*** Dataset rows ***

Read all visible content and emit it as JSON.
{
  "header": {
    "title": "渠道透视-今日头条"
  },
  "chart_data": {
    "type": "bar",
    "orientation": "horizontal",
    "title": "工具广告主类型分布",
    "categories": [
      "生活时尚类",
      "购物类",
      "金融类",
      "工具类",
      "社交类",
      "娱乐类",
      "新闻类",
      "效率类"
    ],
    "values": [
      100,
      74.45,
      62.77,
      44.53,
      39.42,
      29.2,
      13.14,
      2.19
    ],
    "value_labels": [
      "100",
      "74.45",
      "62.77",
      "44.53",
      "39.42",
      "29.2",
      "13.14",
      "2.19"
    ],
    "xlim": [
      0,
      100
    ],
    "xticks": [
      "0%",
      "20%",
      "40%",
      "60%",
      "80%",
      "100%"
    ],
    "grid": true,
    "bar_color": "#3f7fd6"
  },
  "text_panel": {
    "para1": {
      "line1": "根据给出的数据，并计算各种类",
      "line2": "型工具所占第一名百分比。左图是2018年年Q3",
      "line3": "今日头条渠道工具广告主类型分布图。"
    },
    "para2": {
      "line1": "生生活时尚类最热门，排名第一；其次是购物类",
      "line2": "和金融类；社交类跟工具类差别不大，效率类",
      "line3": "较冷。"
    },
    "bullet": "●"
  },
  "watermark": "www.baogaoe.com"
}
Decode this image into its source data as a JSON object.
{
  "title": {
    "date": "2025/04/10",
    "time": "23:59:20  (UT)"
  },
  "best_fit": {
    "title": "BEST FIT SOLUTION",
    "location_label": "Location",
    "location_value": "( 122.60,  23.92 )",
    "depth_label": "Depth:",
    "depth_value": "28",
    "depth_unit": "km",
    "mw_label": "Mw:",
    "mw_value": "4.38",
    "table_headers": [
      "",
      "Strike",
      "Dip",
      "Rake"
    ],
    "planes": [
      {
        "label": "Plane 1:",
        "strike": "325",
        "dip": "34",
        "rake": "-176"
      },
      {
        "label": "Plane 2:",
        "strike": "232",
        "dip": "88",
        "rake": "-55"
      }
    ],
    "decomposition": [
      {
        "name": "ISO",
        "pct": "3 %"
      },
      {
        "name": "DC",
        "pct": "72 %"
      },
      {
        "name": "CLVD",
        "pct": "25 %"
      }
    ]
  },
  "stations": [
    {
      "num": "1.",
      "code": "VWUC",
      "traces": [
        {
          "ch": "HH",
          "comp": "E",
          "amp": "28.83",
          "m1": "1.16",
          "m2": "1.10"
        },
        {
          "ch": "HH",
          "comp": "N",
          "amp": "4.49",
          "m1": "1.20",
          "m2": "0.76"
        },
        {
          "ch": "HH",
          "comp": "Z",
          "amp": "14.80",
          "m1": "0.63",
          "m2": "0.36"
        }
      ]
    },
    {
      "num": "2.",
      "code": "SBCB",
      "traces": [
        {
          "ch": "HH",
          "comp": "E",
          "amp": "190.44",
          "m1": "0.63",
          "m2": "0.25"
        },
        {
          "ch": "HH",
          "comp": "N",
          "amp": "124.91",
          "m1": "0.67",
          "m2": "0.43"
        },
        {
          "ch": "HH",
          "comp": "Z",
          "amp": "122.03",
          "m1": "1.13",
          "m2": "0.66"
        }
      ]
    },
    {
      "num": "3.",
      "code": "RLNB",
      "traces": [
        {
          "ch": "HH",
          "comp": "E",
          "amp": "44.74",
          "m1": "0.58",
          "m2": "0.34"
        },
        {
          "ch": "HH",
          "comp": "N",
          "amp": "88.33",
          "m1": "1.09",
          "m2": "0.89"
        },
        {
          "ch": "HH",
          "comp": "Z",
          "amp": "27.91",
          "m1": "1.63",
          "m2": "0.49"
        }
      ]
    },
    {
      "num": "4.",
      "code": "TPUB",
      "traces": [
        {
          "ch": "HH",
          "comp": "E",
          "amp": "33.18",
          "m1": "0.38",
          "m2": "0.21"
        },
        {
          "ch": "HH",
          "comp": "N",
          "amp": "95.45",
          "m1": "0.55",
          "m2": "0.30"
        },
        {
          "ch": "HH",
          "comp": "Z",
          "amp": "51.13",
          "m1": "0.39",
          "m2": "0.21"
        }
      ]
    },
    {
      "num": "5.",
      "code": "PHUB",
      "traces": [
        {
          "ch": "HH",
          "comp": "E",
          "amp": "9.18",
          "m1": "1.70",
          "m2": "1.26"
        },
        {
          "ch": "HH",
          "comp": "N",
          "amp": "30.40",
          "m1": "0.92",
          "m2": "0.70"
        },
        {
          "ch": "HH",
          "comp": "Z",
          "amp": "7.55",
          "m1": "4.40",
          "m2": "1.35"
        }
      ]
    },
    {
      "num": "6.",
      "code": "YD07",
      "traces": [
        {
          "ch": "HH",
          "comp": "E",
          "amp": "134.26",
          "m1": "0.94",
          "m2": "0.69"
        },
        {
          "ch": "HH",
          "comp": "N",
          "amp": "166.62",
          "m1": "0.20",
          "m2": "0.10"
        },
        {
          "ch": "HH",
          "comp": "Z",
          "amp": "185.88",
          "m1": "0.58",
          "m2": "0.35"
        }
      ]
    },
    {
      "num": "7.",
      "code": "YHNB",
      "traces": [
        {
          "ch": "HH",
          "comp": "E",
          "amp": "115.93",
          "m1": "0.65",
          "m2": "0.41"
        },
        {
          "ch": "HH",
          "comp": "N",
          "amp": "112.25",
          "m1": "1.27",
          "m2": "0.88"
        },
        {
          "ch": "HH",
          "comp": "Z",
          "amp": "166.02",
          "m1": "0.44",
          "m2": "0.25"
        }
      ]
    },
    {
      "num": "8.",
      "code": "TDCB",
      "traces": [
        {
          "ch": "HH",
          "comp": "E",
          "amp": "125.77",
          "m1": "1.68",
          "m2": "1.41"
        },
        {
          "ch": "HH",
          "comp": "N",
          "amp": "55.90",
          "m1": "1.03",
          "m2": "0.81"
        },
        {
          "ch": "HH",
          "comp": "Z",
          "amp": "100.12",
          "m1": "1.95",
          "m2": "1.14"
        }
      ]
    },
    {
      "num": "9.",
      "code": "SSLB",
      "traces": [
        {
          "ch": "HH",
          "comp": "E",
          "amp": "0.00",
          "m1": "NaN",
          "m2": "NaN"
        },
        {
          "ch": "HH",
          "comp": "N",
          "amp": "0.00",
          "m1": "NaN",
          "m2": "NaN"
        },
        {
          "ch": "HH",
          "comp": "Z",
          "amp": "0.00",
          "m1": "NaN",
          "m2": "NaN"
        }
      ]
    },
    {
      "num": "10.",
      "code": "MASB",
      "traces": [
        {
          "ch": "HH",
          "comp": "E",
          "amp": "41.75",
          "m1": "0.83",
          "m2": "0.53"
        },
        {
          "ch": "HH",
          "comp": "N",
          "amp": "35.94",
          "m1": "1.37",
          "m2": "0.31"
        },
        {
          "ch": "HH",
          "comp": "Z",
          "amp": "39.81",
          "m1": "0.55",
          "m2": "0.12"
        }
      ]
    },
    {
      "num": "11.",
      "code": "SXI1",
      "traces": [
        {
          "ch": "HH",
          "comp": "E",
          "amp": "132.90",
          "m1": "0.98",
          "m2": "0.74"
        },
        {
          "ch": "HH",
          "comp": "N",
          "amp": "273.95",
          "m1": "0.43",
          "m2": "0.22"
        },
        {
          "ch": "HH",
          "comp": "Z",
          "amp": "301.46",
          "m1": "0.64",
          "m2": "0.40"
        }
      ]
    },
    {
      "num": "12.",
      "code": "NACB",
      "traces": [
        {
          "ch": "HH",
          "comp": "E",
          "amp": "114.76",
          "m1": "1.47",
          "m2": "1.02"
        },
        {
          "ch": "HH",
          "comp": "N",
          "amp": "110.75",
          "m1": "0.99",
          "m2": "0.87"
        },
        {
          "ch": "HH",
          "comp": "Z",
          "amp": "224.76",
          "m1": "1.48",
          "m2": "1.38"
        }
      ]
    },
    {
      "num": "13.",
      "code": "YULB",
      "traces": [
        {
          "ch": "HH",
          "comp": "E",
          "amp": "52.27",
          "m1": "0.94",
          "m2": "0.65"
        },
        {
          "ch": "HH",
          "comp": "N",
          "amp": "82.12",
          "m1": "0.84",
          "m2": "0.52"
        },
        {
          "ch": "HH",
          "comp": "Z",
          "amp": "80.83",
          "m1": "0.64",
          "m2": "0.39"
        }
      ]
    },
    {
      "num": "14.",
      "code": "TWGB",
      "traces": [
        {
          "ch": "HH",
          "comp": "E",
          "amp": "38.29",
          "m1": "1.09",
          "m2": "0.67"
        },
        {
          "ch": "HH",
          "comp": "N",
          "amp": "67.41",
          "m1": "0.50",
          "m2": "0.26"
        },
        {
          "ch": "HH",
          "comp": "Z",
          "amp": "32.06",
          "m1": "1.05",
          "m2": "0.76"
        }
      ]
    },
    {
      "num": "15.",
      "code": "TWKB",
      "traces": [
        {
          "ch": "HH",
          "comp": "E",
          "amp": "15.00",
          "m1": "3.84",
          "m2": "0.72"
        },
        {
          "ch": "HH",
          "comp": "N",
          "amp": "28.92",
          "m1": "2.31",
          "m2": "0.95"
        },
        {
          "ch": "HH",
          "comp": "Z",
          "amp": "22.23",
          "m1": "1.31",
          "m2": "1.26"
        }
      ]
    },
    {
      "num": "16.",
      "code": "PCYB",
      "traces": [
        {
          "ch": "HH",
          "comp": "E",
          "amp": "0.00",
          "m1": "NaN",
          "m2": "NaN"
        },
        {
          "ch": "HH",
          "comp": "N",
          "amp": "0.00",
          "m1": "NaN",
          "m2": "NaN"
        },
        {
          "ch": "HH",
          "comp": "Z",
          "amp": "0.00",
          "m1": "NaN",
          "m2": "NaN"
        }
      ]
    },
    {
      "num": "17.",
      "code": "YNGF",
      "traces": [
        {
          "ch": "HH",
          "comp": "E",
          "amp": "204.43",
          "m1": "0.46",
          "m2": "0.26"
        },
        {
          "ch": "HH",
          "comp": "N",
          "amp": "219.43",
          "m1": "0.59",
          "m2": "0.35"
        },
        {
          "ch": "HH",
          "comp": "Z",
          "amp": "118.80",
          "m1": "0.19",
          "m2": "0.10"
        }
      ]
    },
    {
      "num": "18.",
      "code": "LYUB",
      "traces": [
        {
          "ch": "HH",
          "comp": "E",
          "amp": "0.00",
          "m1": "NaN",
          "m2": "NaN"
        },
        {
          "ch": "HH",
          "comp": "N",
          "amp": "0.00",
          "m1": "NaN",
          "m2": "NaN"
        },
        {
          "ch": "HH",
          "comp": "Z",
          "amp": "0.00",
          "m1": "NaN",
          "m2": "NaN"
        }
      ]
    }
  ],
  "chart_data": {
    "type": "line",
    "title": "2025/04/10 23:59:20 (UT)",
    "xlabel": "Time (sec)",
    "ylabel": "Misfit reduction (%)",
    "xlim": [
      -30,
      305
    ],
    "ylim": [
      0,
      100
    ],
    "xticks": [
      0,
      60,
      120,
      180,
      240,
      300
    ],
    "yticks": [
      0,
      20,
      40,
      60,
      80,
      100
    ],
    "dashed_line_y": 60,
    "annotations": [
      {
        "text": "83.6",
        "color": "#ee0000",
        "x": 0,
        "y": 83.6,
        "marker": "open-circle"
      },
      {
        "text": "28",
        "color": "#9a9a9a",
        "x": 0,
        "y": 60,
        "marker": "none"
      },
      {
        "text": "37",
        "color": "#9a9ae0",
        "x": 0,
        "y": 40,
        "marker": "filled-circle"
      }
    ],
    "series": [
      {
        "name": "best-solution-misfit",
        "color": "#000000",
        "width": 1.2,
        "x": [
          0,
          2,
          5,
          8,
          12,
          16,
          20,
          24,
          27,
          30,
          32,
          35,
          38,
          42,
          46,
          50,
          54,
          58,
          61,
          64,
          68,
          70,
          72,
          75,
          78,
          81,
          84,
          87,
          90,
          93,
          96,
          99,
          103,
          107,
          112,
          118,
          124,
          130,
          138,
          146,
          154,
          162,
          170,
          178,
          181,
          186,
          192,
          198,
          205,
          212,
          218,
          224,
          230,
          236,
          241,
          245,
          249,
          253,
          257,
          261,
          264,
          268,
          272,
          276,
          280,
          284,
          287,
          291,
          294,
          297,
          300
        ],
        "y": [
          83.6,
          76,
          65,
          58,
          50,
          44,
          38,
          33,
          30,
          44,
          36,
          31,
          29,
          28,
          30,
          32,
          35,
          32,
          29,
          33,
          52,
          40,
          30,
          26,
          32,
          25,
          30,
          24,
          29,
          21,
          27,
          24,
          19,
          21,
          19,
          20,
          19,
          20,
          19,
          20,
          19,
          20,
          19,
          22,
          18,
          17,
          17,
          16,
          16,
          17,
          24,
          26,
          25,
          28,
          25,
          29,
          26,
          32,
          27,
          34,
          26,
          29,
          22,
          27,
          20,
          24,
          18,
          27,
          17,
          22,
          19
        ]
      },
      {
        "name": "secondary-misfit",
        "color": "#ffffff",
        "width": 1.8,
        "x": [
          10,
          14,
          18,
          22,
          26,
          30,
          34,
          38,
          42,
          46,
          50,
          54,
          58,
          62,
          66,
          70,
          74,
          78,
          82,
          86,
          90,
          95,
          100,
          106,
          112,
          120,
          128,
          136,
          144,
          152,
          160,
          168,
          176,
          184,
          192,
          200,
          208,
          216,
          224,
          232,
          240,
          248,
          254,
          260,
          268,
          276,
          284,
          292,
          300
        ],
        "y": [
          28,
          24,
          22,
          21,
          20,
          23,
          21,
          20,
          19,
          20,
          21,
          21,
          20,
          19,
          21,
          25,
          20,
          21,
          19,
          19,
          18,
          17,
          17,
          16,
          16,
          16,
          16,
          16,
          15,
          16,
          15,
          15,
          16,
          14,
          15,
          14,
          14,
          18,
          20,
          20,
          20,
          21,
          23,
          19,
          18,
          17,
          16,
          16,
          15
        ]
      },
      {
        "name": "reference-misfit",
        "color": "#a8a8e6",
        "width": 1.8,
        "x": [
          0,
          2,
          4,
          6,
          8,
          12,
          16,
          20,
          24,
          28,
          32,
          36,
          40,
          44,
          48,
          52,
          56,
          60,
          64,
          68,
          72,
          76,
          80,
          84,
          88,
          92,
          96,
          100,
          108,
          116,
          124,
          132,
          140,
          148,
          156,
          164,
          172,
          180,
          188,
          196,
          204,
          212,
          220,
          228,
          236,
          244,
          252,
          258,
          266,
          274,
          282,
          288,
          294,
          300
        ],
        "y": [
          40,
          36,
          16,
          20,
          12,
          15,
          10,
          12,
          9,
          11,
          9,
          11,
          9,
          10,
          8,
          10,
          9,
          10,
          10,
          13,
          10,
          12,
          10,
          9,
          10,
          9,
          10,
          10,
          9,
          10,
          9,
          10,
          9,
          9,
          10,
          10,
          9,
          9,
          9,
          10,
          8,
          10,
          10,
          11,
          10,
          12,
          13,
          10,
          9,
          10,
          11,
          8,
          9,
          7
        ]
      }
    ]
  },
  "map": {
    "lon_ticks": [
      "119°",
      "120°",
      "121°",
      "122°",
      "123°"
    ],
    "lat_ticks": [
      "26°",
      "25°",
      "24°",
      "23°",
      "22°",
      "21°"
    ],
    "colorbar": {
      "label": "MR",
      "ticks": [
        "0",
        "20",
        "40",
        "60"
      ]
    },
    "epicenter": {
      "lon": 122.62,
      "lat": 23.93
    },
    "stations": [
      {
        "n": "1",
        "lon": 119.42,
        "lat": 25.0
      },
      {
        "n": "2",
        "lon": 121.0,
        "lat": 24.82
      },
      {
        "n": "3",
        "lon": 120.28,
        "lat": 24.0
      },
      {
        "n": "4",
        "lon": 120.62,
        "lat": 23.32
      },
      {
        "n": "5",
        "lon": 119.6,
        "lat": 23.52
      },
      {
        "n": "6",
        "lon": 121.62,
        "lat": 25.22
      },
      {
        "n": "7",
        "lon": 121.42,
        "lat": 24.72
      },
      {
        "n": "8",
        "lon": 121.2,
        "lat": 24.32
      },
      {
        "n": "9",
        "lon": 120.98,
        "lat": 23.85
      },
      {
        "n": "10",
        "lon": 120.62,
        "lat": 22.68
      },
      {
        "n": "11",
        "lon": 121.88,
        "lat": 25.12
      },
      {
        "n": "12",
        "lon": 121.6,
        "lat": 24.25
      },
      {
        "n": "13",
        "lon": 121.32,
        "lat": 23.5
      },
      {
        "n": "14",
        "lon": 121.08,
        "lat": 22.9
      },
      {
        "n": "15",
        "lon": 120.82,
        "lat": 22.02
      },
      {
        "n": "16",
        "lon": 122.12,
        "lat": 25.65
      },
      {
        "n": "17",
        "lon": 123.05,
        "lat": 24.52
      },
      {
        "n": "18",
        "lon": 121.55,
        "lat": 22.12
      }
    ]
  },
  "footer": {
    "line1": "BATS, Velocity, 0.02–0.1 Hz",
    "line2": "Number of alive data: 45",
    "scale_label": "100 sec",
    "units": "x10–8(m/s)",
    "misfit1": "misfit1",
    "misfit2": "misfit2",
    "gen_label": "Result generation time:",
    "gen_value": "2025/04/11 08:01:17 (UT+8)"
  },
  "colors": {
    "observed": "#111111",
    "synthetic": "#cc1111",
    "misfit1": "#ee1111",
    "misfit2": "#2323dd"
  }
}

***

What is needed:
Check each line of the data above for the word "title" and say how many lines have it. Give the number alone.

Complete output:
5